### WHAT IS REQUIRED
Locate each line in the records containing "Stuff". Copy it.

### EXTRACTED INFORMATION
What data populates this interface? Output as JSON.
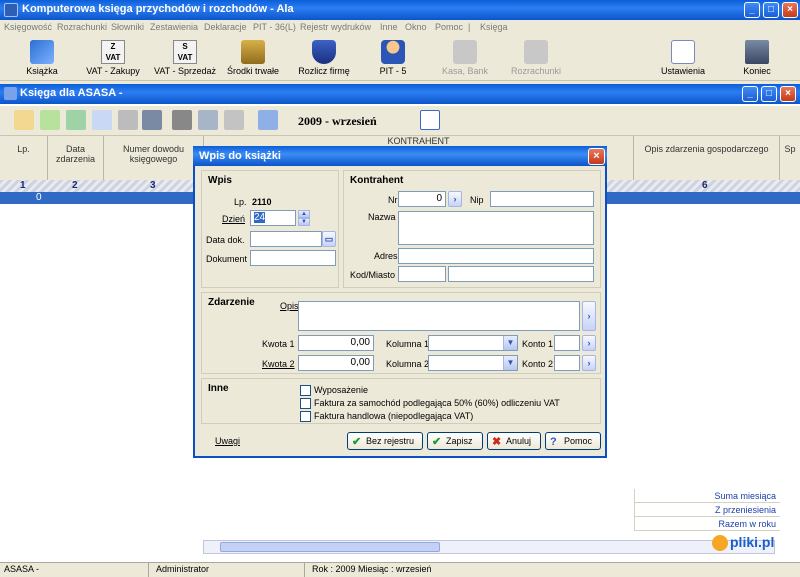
{
  "app": {
    "title": "Komputerowa księga przychodów i rozchodów - Ala"
  },
  "menu": [
    "Księgowość",
    "Rozrachunki",
    "Słowniki",
    "Zestawienia",
    "Deklaracje",
    "PIT - 36(L)",
    "Rejestr wydruków",
    "Inne",
    "Okno",
    "Pomoc",
    "|",
    "Księga"
  ],
  "toolbar": {
    "ksiazka": "Książka",
    "vat_zakupy": "VAT - Zakupy",
    "vat_sprzedaz": "VAT - Sprzedaż",
    "srodki": "Środki trwałe",
    "rozlicz": "Rozlicz firmę",
    "pit5": "PIT - 5",
    "kasa": "Kasa, Bank",
    "rozrachunki": "Rozrachunki",
    "ustawienia": "Ustawienia",
    "koniec": "Koniec"
  },
  "child": {
    "title": "Księga dla ASASA -",
    "period": "2009 - wrzesień",
    "columns": {
      "lp": "Lp.",
      "data": "Data zdarzenia",
      "numer": "Numer dowodu księgowego",
      "kontrahent": "KONTRAHENT",
      "opis": "Opis zdarzenia gospodarczego",
      "sp": "Sp"
    },
    "col_numbers": [
      "1",
      "2",
      "3",
      "6"
    ],
    "selected_lp": "0",
    "sums": [
      "Suma miesiąca",
      "Z przeniesienia",
      "Razem w roku"
    ]
  },
  "dialog": {
    "title": "Wpis do książki",
    "wpis": {
      "heading": "Wpis",
      "lp_label": "Lp.",
      "lp_value": "2110",
      "dzien_label": "Dzień",
      "dzien_value": "24",
      "data_dok_label": "Data dok.",
      "dokument_label": "Dokument"
    },
    "kontrahent": {
      "heading": "Kontrahent",
      "nr_label": "Nr",
      "nr_value": "0",
      "nip_label": "Nip",
      "nazwa_label": "Nazwa",
      "adres_label": "Adres",
      "kod_label": "Kod/Miasto"
    },
    "zdarzenie": {
      "heading": "Zdarzenie",
      "opis_label": "Opis",
      "kwota1_label": "Kwota 1",
      "kwota1_value": "0,00",
      "kwota2_label": "Kwota 2",
      "kwota2_value": "0,00",
      "kolumna1_label": "Kolumna 1",
      "kolumna2_label": "Kolumna 2",
      "konto1_label": "Konto 1",
      "konto2_label": "Konto 2"
    },
    "inne": {
      "heading": "Inne",
      "wyposazenie": "Wyposażenie",
      "samochod": "Faktura za samochód podlegająca 50% (60%) odliczeniu VAT",
      "handlowa": "Faktura handlowa (niepodlegająca VAT)"
    },
    "buttons": {
      "uwagi": "Uwagi",
      "bez_rejestru": "Bez rejestru",
      "zapisz": "Zapisz",
      "anuluj": "Anuluj",
      "pomoc": "Pomoc"
    }
  },
  "status": {
    "firma": "ASASA -",
    "user": "Administrator",
    "rok": "Rok : 2009  Miesiąc : wrzesień"
  },
  "watermark": "pliki.pl",
  "colors": {
    "titlebar": "#0a5fd8",
    "selection": "#316ac5",
    "dialog_border": "#0a4fc4"
  }
}
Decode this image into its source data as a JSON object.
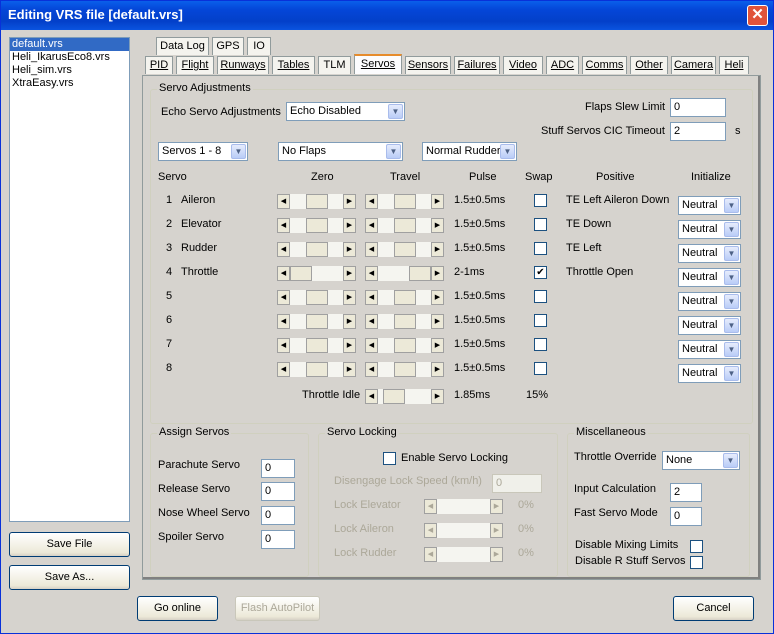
{
  "window": {
    "title": "Editing VRS file [default.vrs]",
    "close": "✕"
  },
  "files": [
    "default.vrs",
    "Heli_IkarusEco8.vrs",
    "Heli_sim.vrs",
    "XtraEasy.vrs"
  ],
  "buttons": {
    "save_file": "Save File",
    "save_as": "Save As...",
    "go_online": "Go online",
    "flash_autopilot": "Flash AutoPilot",
    "cancel": "Cancel"
  },
  "tabs_row1": [
    "Data Log",
    "GPS",
    "IO"
  ],
  "tabs_row2": [
    "PID",
    "Flight",
    "Runways",
    "Tables",
    "TLM",
    "Servos",
    "Sensors",
    "Failures",
    "Video",
    "ADC",
    "Comms",
    "Other",
    "Camera",
    "Heli"
  ],
  "servo_adj": {
    "group_title": "Servo Adjustments",
    "echo_label": "Echo Servo Adjustments",
    "echo_value": "Echo Disabled",
    "flaps_slew_label": "Flaps Slew Limit",
    "flaps_slew_value": "0",
    "cic_label": "Stuff Servos CIC Timeout",
    "cic_value": "2",
    "cic_unit": "s",
    "servo_range": "Servos 1 - 8",
    "flaps_mode": "No Flaps",
    "rudder_mode": "Normal Rudder"
  },
  "headers": {
    "servo": "Servo",
    "zero": "Zero",
    "travel": "Travel",
    "pulse": "Pulse",
    "swap": "Swap",
    "positive": "Positive",
    "initialize": "Initialize"
  },
  "servos": [
    {
      "num": "1",
      "name": "Aileron",
      "pulse": "1.5±0.5ms",
      "swap": false,
      "positive": "TE Left Aileron Down",
      "init": "Neutral",
      "zero": 0.5,
      "travel": 0.5
    },
    {
      "num": "2",
      "name": "Elevator",
      "pulse": "1.5±0.5ms",
      "swap": false,
      "positive": "TE Down",
      "init": "Neutral",
      "zero": 0.5,
      "travel": 0.5
    },
    {
      "num": "3",
      "name": "Rudder",
      "pulse": "1.5±0.5ms",
      "swap": false,
      "positive": "TE Left",
      "init": "Neutral",
      "zero": 0.5,
      "travel": 0.5
    },
    {
      "num": "4",
      "name": "Throttle",
      "pulse": "2-1ms",
      "swap": true,
      "positive": "Throttle Open",
      "init": "Neutral",
      "zero": 0.0,
      "travel": 1.0
    },
    {
      "num": "5",
      "name": "",
      "pulse": "1.5±0.5ms",
      "swap": false,
      "positive": "",
      "init": "Neutral",
      "zero": 0.5,
      "travel": 0.5
    },
    {
      "num": "6",
      "name": "",
      "pulse": "1.5±0.5ms",
      "swap": false,
      "positive": "",
      "init": "Neutral",
      "zero": 0.5,
      "travel": 0.5
    },
    {
      "num": "7",
      "name": "",
      "pulse": "1.5±0.5ms",
      "swap": false,
      "positive": "",
      "init": "Neutral",
      "zero": 0.5,
      "travel": 0.5
    },
    {
      "num": "8",
      "name": "",
      "pulse": "1.5±0.5ms",
      "swap": false,
      "positive": "",
      "init": "Neutral",
      "zero": 0.5,
      "travel": 0.5
    }
  ],
  "throttle_idle": {
    "label": "Throttle Idle",
    "pulse": "1.85ms",
    "percent": "15%",
    "level": 0.15
  },
  "assign": {
    "title": "Assign Servos",
    "items": [
      {
        "label": "Parachute Servo",
        "value": "0"
      },
      {
        "label": "Release Servo",
        "value": "0"
      },
      {
        "label": "Nose Wheel Servo",
        "value": "0"
      },
      {
        "label": "Spoiler Servo",
        "value": "0"
      }
    ]
  },
  "locking": {
    "title": "Servo Locking",
    "enable_label": "Enable Servo Locking",
    "speed_label": "Disengage Lock Speed (km/h)",
    "speed_value": "0",
    "items": [
      {
        "label": "Lock Elevator",
        "pct": "0%"
      },
      {
        "label": "Lock Aileron",
        "pct": "0%"
      },
      {
        "label": "Lock Rudder",
        "pct": "0%"
      }
    ]
  },
  "misc": {
    "title": "Miscellaneous",
    "throttle_override_label": "Throttle Override",
    "throttle_override_value": "None",
    "input_calc_label": "Input Calculation",
    "input_calc_value": "2",
    "fast_servo_label": "Fast Servo Mode",
    "fast_servo_value": "0",
    "disable_mixing_label": "Disable Mixing Limits",
    "disable_r_stuff_label": "Disable R Stuff Servos"
  }
}
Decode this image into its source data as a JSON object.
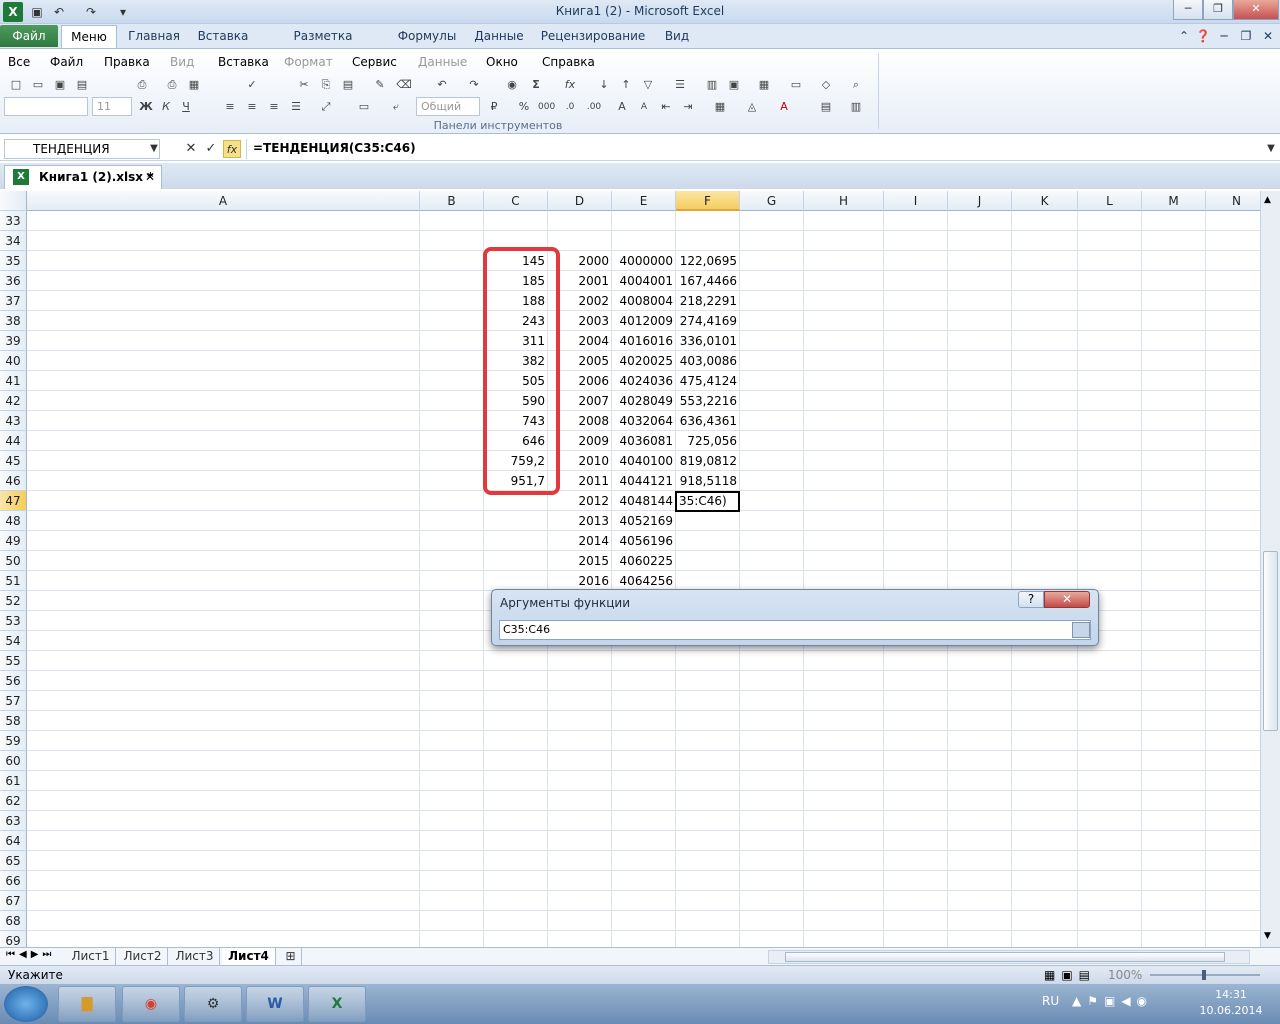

### RESULT BELOW
    "cic_label": "Stuff Servos CIC Timeout",
    "disable_r_stuff_label": "Disable R Stuff Servos"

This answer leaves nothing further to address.